Working data:

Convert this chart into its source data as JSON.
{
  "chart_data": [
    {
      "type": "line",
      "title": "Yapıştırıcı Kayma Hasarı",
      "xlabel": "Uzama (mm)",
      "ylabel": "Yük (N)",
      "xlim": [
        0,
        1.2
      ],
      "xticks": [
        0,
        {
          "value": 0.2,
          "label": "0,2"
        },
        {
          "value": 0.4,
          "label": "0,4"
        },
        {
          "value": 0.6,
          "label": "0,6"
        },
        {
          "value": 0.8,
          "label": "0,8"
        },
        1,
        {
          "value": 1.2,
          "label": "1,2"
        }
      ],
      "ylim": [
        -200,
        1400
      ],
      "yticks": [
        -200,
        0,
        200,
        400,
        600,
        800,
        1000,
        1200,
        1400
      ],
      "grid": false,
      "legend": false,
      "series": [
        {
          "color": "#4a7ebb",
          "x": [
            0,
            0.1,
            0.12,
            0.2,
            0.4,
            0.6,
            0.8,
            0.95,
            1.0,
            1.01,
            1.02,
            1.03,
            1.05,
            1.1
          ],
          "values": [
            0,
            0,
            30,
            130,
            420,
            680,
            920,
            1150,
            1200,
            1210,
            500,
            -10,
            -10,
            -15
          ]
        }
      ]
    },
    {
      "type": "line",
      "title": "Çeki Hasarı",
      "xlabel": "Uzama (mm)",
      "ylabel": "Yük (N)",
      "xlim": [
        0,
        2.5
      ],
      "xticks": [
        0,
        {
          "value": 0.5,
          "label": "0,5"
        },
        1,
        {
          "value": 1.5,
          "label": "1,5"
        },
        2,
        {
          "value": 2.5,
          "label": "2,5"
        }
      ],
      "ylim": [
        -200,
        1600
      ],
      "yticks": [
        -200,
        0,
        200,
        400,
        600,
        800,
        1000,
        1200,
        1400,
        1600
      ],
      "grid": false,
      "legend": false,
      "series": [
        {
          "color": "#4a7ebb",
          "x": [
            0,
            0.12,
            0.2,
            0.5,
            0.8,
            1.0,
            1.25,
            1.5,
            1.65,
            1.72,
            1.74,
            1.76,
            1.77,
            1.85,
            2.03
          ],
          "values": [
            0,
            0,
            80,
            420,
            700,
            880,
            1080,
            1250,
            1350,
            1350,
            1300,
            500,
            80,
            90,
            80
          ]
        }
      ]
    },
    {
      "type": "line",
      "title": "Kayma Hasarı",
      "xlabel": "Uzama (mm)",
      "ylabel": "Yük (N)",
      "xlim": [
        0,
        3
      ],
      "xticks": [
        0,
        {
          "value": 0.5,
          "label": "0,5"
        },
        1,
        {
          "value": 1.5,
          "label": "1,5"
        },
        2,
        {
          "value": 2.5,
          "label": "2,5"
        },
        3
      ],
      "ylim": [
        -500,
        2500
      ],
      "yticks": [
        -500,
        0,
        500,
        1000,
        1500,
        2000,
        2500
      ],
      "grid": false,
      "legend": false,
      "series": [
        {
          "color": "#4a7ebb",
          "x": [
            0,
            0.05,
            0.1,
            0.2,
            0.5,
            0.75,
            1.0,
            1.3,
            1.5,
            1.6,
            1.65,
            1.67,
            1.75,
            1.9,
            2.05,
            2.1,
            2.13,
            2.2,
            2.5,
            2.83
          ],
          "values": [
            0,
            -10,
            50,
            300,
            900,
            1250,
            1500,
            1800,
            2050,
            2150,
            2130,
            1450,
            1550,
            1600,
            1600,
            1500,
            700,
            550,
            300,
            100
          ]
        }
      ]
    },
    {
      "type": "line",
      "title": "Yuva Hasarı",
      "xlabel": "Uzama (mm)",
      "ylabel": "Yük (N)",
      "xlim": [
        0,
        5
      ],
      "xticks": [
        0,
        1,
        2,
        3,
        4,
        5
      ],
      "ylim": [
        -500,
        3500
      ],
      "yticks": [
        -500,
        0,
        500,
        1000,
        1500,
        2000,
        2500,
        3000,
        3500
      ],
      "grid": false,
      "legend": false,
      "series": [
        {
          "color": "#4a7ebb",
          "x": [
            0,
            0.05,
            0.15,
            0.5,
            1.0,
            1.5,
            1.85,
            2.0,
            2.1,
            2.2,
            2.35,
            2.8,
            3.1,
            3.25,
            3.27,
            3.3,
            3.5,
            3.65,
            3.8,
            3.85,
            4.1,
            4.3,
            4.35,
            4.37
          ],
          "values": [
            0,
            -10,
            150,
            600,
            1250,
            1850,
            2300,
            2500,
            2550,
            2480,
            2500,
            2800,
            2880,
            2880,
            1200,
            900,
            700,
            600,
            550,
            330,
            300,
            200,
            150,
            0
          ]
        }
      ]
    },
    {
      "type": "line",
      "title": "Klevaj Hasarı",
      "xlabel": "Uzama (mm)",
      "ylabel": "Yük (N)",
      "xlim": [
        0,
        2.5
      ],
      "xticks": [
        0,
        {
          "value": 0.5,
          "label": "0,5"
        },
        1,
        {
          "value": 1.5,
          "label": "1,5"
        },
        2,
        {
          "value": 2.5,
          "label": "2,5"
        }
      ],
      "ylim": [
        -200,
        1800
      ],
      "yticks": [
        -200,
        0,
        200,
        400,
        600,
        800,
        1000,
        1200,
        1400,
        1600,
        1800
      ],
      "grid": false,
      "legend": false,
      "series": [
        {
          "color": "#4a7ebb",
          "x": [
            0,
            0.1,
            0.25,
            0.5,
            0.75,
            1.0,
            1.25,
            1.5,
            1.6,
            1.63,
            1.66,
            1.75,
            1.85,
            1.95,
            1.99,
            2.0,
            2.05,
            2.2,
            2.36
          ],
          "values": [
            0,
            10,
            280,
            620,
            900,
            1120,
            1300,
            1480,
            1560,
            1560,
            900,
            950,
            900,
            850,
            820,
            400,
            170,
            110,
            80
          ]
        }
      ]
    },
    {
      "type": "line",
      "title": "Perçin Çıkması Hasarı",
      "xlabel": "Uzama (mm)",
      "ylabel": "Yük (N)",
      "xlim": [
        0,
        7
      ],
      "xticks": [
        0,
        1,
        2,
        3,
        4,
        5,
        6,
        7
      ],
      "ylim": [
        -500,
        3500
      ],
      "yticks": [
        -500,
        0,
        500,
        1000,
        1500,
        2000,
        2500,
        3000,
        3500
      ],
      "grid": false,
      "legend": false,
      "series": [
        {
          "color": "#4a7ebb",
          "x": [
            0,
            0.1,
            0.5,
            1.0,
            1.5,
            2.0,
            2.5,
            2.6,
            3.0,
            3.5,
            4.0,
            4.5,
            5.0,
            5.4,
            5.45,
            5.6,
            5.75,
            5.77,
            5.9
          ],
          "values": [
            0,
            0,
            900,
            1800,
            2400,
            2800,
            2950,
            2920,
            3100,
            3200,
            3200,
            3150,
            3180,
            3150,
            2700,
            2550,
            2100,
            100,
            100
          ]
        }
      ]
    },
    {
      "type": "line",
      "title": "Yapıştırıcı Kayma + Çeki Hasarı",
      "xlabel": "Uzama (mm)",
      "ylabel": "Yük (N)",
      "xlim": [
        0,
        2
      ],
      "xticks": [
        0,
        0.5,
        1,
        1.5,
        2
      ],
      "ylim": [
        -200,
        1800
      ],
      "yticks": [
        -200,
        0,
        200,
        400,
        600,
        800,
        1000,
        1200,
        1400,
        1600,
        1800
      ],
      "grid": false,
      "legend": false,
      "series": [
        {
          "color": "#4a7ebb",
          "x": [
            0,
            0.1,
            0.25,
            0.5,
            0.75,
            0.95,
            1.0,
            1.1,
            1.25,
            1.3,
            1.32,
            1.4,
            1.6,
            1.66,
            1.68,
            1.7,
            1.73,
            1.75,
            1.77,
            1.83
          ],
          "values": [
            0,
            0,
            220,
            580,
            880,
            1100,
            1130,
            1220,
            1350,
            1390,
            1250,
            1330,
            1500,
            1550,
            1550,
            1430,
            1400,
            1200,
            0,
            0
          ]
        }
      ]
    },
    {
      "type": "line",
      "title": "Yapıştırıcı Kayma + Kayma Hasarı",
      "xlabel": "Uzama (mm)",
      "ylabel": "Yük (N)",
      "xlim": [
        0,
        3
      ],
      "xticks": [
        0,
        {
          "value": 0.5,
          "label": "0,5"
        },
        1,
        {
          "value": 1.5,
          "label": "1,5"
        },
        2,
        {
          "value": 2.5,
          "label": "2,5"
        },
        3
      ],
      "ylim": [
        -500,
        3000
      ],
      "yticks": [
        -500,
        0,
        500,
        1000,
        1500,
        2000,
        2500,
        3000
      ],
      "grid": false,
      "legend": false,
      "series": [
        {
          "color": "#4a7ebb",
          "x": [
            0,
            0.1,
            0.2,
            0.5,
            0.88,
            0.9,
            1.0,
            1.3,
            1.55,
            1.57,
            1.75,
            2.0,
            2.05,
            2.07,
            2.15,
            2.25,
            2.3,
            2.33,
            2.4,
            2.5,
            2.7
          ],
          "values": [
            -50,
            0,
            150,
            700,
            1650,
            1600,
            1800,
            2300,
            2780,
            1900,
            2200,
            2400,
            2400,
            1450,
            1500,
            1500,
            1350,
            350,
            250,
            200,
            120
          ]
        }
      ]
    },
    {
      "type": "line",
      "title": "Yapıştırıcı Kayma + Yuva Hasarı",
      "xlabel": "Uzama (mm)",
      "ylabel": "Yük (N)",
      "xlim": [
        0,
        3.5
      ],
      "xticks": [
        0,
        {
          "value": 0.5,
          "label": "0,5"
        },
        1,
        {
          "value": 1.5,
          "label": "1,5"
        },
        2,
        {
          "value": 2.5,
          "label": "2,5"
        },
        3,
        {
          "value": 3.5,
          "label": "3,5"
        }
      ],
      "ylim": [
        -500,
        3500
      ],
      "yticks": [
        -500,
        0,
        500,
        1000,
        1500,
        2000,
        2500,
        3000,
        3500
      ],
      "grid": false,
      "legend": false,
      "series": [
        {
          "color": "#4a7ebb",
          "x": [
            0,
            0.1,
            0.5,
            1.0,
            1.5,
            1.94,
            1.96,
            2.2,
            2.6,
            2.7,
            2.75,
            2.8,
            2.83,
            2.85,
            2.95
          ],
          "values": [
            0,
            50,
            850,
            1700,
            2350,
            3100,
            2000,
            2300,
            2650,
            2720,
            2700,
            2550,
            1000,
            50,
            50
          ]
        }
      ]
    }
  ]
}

What is required: Give the count of lines in the listing that hold the word "Çeki", with no other text.

Result of this exercise: 2